Chart and figure data
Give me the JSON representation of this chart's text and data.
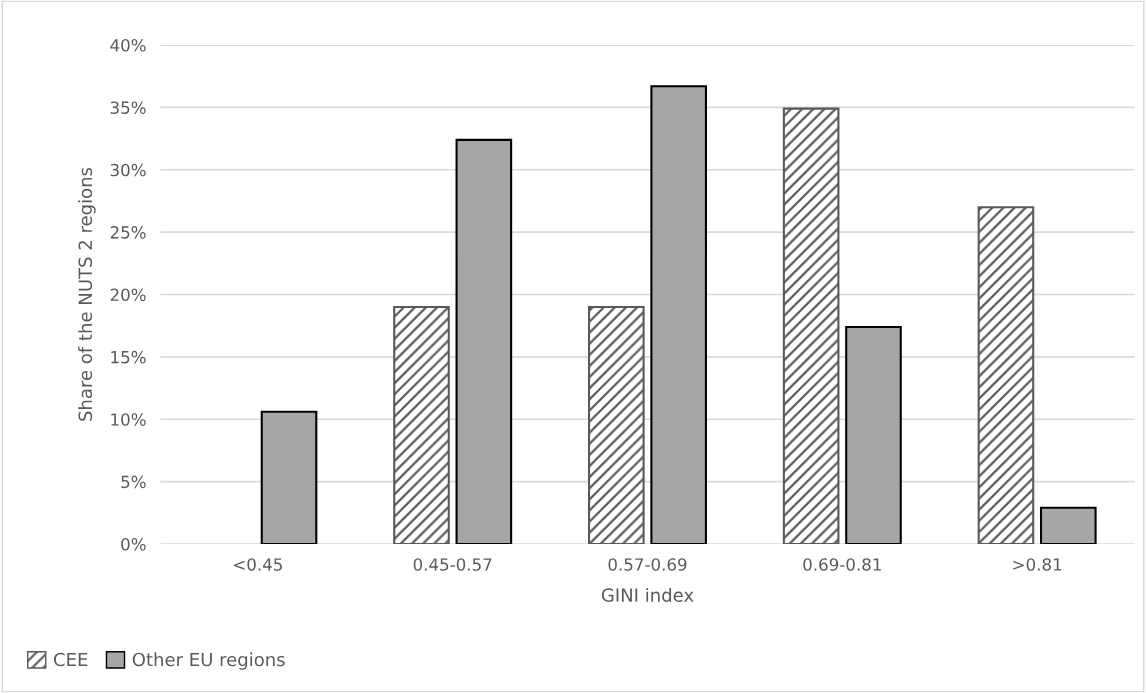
{
  "chart_data": {
    "type": "bar",
    "xlabel": "GINI index",
    "ylabel": "Share of the NUTS 2 regions",
    "categories": [
      "<0.45",
      "0.45-0.57",
      "0.57-0.69",
      "0.69-0.81",
      ">0.81"
    ],
    "series": [
      {
        "name": "CEE",
        "color": "#595959",
        "values": [
          0,
          19.0,
          19.0,
          34.9,
          27.0
        ]
      },
      {
        "name": "Other EU regions",
        "color": "#a6a6a6",
        "values": [
          10.6,
          32.4,
          36.7,
          17.4,
          2.9
        ]
      }
    ],
    "ylim": [
      0,
      40
    ],
    "yticks": [
      {
        "value": 0,
        "label": "0%"
      },
      {
        "value": 5,
        "label": "5%"
      },
      {
        "value": 10,
        "label": "10%"
      },
      {
        "value": 15,
        "label": "15%"
      },
      {
        "value": 20,
        "label": "20%"
      },
      {
        "value": 25,
        "label": "25%"
      },
      {
        "value": 30,
        "label": "30%"
      },
      {
        "value": 35,
        "label": "35%"
      },
      {
        "value": 40,
        "label": "40%"
      }
    ],
    "grid": "y",
    "legend": "bottom left"
  }
}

__Written task__: With the pictures omitted, reproduce the records in full and exactly.

__Completed task__:
Give me the JSON representation of this chart's text and data.
{
  "chart_data": {
    "type": "bar",
    "xlabel": "GINI index",
    "ylabel": "Share of the NUTS 2 regions",
    "categories": [
      "<0.45",
      "0.45-0.57",
      "0.57-0.69",
      "0.69-0.81",
      ">0.81"
    ],
    "series": [
      {
        "name": "CEE",
        "color": "#595959",
        "values": [
          0,
          19.0,
          19.0,
          34.9,
          27.0
        ]
      },
      {
        "name": "Other EU regions",
        "color": "#a6a6a6",
        "values": [
          10.6,
          32.4,
          36.7,
          17.4,
          2.9
        ]
      }
    ],
    "ylim": [
      0,
      40
    ],
    "yticks": [
      {
        "value": 0,
        "label": "0%"
      },
      {
        "value": 5,
        "label": "5%"
      },
      {
        "value": 10,
        "label": "10%"
      },
      {
        "value": 15,
        "label": "15%"
      },
      {
        "value": 20,
        "label": "20%"
      },
      {
        "value": 25,
        "label": "25%"
      },
      {
        "value": 30,
        "label": "30%"
      },
      {
        "value": 35,
        "label": "35%"
      },
      {
        "value": 40,
        "label": "40%"
      }
    ],
    "grid": "y",
    "legend": "bottom left"
  }
}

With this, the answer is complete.